▶ _What you need to do_
• A. In the jacket repair thread, shorten the paragraph beginning "You can try and take it" while keeping its main facts.
• B. Reproduce the jacket repair thread between "You can try" and "a new jacket.", inclusive, substituting "coat" for "jacket".
• C. Extend the forum thread on jacket repair past the point where it stops.

▶ _Excerpt to read_
::::::::
# Jacket Repair



## Milo303 (Apr 6, 2009)

Might as well get a new jacket because anyone who can do it properly is going to charge a grip...

You're going to be money ahead by just getting a new one imo


----------



## DC5R (Feb 21, 2008)

You can try and take it to a local taylor and see if s/he can sew it back together. Don't know what it'll cost though. Worst case scenario, as milo stated, get yourself a new jacket.


----------



## Milo303 (Apr 6, 2009)

Thing is it can't just be sewn if it's a water proof jacket..... It's a pain in the ass to fix a jacket that's designed to shed water away.

If it's puked all the guts out of it and melted shit, it's trash


----------



## Idiotwithagun (Oct 15, 2010)

i understand what youre saying milo but thus jacket is just too awesome color scheme wise


----------



## EagleTalons (Oct 10, 2010)

Stuff all the stuffings back inside and use some fabric glue or fletching epoxy.


----------



## Milo303 (Apr 6, 2009)

EagleTalons said:


> Stuff all the stuffings back inside and use some fabric glue or fletching epoxy.


I've tried that on a pair of my riding pants, no dice.

If he can get it to work I would love to hear how he did it... It works for only a day or two it seems like ) =


----------



## Idiotwithagun (Oct 15, 2010)
::::::::
▶ _Given data_
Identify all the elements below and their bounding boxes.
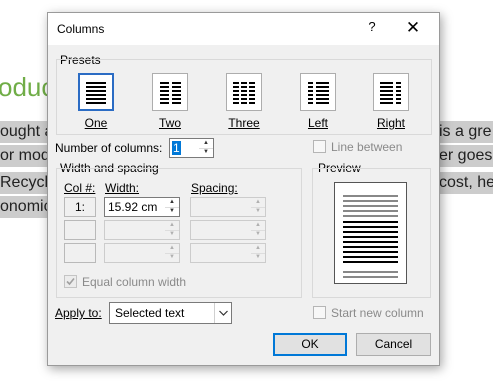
::::::::
▶ _Responses to the exercise_
• A. Try having a local tailor sew it back together, though the cost is unknown. Worst case, as Milo said, buy a new jacket.

• B.
You can try and take it to a local taylor and see if s/he can sew it back together. Don't know what it'll cost though. Worst case scenario, as milo stated, get yourself a new coat.

• C.
i might try the fabric glue but do you think burton would be able to repair it? when i called customer service the guy i spoke to was not helpful at all


----------



## J.Schaef (Sep 13, 2009)

Idiotwithagun said:


> i might try the fabric glue but do you think burton would be able to repair it? when i called customer service the guy i spoke to was not helpful at all


Do you have a hard time reading?

Milo is right on the money.

If it is repairable, it is pretty likely that it would cost more than it would to just buy a new jacket.

Just go get a new jacket, if washing it fucked it up that bad, it isn't suitable to be on the hill anymore.


----------



## Idiotwithagun (Oct 15, 2010)

oh man thanks for your insight. 
i get it now. sorry i was looking for other opinions asshole.


----------



## J.Schaef (Sep 13, 2009)

you are welcome.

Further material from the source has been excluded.